Required task — Transcribe each record below word for word.

───── Records provided ─────

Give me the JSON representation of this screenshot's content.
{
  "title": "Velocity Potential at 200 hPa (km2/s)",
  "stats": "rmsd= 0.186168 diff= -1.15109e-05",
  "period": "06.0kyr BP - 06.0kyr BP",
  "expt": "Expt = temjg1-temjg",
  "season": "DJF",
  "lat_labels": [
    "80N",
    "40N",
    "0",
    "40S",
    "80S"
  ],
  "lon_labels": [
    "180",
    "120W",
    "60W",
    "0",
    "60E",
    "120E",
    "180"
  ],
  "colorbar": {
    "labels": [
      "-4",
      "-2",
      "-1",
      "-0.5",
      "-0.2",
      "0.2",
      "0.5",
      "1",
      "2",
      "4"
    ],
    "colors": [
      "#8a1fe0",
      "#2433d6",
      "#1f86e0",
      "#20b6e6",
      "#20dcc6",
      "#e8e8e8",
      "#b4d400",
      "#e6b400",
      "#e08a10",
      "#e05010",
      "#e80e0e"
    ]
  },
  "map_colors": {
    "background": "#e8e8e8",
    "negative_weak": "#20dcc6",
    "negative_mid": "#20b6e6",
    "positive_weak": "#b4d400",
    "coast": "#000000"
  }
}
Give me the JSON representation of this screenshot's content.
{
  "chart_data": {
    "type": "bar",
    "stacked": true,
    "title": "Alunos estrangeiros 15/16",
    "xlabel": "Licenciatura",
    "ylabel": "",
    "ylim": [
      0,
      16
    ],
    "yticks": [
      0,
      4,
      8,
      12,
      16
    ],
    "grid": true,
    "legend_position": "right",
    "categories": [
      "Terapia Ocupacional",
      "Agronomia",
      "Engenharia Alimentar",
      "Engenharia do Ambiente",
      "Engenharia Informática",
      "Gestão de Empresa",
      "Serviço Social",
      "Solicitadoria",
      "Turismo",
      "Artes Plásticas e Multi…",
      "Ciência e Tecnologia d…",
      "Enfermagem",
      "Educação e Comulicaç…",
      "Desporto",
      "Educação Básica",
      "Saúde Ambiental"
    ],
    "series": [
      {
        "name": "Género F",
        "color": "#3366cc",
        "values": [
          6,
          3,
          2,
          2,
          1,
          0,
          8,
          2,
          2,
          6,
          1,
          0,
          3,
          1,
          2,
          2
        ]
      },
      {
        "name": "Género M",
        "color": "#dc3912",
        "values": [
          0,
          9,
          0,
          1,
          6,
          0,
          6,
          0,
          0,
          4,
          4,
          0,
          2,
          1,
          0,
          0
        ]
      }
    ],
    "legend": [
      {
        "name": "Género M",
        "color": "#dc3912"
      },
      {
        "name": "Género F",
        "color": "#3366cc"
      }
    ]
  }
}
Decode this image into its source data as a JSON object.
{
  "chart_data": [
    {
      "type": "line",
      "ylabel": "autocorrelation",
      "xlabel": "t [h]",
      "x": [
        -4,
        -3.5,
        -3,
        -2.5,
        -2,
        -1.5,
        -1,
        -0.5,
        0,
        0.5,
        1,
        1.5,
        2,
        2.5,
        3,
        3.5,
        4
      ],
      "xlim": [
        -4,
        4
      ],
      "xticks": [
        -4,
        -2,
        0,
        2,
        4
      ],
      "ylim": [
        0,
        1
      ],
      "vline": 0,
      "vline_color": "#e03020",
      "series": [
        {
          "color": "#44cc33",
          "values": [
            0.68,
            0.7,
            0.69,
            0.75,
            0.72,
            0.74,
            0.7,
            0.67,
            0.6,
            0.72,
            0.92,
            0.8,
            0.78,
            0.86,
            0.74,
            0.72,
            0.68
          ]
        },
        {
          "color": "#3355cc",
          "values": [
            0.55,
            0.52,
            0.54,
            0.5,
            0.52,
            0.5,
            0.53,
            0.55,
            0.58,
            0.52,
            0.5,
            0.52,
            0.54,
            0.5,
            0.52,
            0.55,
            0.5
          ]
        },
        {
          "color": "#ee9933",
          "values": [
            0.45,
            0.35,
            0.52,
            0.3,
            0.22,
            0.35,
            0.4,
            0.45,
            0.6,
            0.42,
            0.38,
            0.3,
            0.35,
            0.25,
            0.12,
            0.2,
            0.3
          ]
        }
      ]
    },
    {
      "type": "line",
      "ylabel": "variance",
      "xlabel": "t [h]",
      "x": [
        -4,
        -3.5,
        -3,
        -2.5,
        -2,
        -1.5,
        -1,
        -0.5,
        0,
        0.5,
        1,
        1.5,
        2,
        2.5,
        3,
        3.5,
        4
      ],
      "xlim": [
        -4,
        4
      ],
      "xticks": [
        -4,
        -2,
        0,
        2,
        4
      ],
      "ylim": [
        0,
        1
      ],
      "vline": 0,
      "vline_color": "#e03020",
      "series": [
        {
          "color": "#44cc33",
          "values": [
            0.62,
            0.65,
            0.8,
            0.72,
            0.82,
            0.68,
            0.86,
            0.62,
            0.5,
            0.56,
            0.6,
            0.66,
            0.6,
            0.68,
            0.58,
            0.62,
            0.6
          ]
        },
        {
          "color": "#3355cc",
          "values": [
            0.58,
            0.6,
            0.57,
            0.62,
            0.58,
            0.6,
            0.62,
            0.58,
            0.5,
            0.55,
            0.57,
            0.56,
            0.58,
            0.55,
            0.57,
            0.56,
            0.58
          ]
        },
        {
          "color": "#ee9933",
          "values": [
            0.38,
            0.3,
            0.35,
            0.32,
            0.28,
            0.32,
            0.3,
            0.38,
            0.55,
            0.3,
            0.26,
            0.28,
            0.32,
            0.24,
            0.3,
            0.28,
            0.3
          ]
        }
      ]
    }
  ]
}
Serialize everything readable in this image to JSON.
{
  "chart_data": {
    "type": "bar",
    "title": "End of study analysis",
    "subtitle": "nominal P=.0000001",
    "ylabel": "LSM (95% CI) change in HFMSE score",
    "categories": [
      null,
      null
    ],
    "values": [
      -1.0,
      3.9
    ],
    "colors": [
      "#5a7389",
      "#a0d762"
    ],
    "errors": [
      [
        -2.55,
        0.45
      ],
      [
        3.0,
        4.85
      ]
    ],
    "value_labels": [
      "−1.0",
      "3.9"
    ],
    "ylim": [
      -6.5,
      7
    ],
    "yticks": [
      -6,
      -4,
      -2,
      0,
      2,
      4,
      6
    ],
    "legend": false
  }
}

─────

Exercise solution —
Give me the JSON representation of this screenshot's content.
{
  "title": "Velocity Potential at 200 hPa (km2/s)",
  "stats": "rmsd= 0.186168 diff= -1.15109e-05",
  "period": "06.0kyr BP - 06.0kyr BP",
  "expt": "Expt = temjg1-temjg",
  "season": "DJF",
  "lat_labels": [
    "80N",
    "40N",
    "0",
    "40S",
    "80S"
  ],
  "lon_labels": [
    "180",
    "120W",
    "60W",
    "0",
    "60E",
    "120E",
    "180"
  ],
  "colorbar": {
    "labels": [
      "-4",
      "-2",
      "-1",
      "-0.5",
      "-0.2",
      "0.2",
      "0.5",
      "1",
      "2",
      "4"
    ],
    "colors": [
      "#8a1fe0",
      "#2433d6",
      "#1f86e0",
      "#20b6e6",
      "#20dcc6",
      "#e8e8e8",
      "#b4d400",
      "#e6b400",
      "#e08a10",
      "#e05010",
      "#e80e0e"
    ]
  },
  "map_colors": {
    "background": "#e8e8e8",
    "negative_weak": "#20dcc6",
    "negative_mid": "#20b6e6",
    "positive_weak": "#b4d400",
    "coast": "#000000"
  }
}
Give me the JSON representation of this screenshot's content.
{
  "chart_data": {
    "type": "bar",
    "stacked": true,
    "title": "Alunos estrangeiros 15/16",
    "xlabel": "Licenciatura",
    "ylabel": "",
    "ylim": [
      0,
      16
    ],
    "yticks": [
      0,
      4,
      8,
      12,
      16
    ],
    "grid": true,
    "legend_position": "right",
    "categories": [
      "Terapia Ocupacional",
      "Agronomia",
      "Engenharia Alimentar",
      "Engenharia do Ambiente",
      "Engenharia Informática",
      "Gestão de Empresa",
      "Serviço Social",
      "Solicitadoria",
      "Turismo",
      "Artes Plásticas e Multi…",
      "Ciência e Tecnologia d…",
      "Enfermagem",
      "Educação e Comulicaç…",
      "Desporto",
      "Educação Básica",
      "Saúde Ambiental"
    ],
    "series": [
      {
        "name": "Género F",
        "color": "#3366cc",
        "values": [
          6,
          3,
          2,
          2,
          1,
          0,
          8,
          2,
          2,
          6,
          1,
          0,
          3,
          1,
          2,
          2
        ]
      },
      {
        "name": "Género M",
        "color": "#dc3912",
        "values": [
          0,
          9,
          0,
          1,
          6,
          0,
          6,
          0,
          0,
          4,
          4,
          0,
          2,
          1,
          0,
          0
        ]
      }
    ],
    "legend": [
      {
        "name": "Género M",
        "color": "#dc3912"
      },
      {
        "name": "Género F",
        "color": "#3366cc"
      }
    ]
  }
}
Decode this image into its source data as a JSON object.
{
  "chart_data": [
    {
      "type": "line",
      "ylabel": "autocorrelation",
      "xlabel": "t [h]",
      "x": [
        -4,
        -3.5,
        -3,
        -2.5,
        -2,
        -1.5,
        -1,
        -0.5,
        0,
        0.5,
        1,
        1.5,
        2,
        2.5,
        3,
        3.5,
        4
      ],
      "xlim": [
        -4,
        4
      ],
      "xticks": [
        -4,
        -2,
        0,
        2,
        4
      ],
      "ylim": [
        0,
        1
      ],
      "vline": 0,
      "vline_color": "#e03020",
      "series": [
        {
          "color": "#44cc33",
          "values": [
            0.68,
            0.7,
            0.69,
            0.75,
            0.72,
            0.74,
            0.7,
            0.67,
            0.6,
            0.72,
            0.92,
            0.8,
            0.78,
            0.86,
            0.74,
            0.72,
            0.68
          ]
        },
        {
          "color": "#3355cc",
          "values": [
            0.55,
            0.52,
            0.54,
            0.5,
            0.52,
            0.5,
            0.53,
            0.55,
            0.58,
            0.52,
            0.5,
            0.52,
            0.54,
            0.5,
            0.52,
            0.55,
            0.5
          ]
        },
        {
          "color": "#ee9933",
          "values": [
            0.45,
            0.35,
            0.52,
            0.3,
            0.22,
            0.35,
            0.4,
            0.45,
            0.6,
            0.42,
            0.38,
            0.3,
            0.35,
            0.25,
            0.12,
            0.2,
            0.3
          ]
        }
      ]
    },
    {
      "type": "line",
      "ylabel": "variance",
      "xlabel": "t [h]",
      "x": [
        -4,
        -3.5,
        -3,
        -2.5,
        -2,
        -1.5,
        -1,
        -0.5,
        0,
        0.5,
        1,
        1.5,
        2,
        2.5,
        3,
        3.5,
        4
      ],
      "xlim": [
        -4,
        4
      ],
      "xticks": [
        -4,
        -2,
        0,
        2,
        4
      ],
      "ylim": [
        0,
        1
      ],
      "vline": 0,
      "vline_color": "#e03020",
      "series": [
        {
          "color": "#44cc33",
          "values": [
            0.62,
            0.65,
            0.8,
            0.72,
            0.82,
            0.68,
            0.86,
            0.62,
            0.5,
            0.56,
            0.6,
            0.66,
            0.6,
            0.68,
            0.58,
            0.62,
            0.6
          ]
        },
        {
          "color": "#3355cc",
          "values": [
            0.58,
            0.6,
            0.57,
            0.62,
            0.58,
            0.6,
            0.62,
            0.58,
            0.5,
            0.55,
            0.57,
            0.56,
            0.58,
            0.55,
            0.57,
            0.56,
            0.58
          ]
        },
        {
          "color": "#ee9933",
          "values": [
            0.38,
            0.3,
            0.35,
            0.32,
            0.28,
            0.32,
            0.3,
            0.38,
            0.55,
            0.3,
            0.26,
            0.28,
            0.32,
            0.24,
            0.3,
            0.28,
            0.3
          ]
        }
      ]
    }
  ]
}
Serialize everything readable in this image to JSON.
{
  "chart_data": {
    "type": "bar",
    "title": "End of study analysis",
    "subtitle": "nominal P=.0000001",
    "ylabel": "LSM (95% CI) change in HFMSE score",
    "categories": [
      null,
      null
    ],
    "values": [
      -1.0,
      3.9
    ],
    "colors": [
      "#5a7389",
      "#a0d762"
    ],
    "errors": [
      [
        -2.55,
        0.45
      ],
      [
        3.0,
        4.85
      ]
    ],
    "value_labels": [
      "−1.0",
      "3.9"
    ],
    "ylim": [
      -6.5,
      7
    ],
    "yticks": [
      -6,
      -4,
      -2,
      0,
      2,
      4,
      6
    ],
    "legend": false
  }
}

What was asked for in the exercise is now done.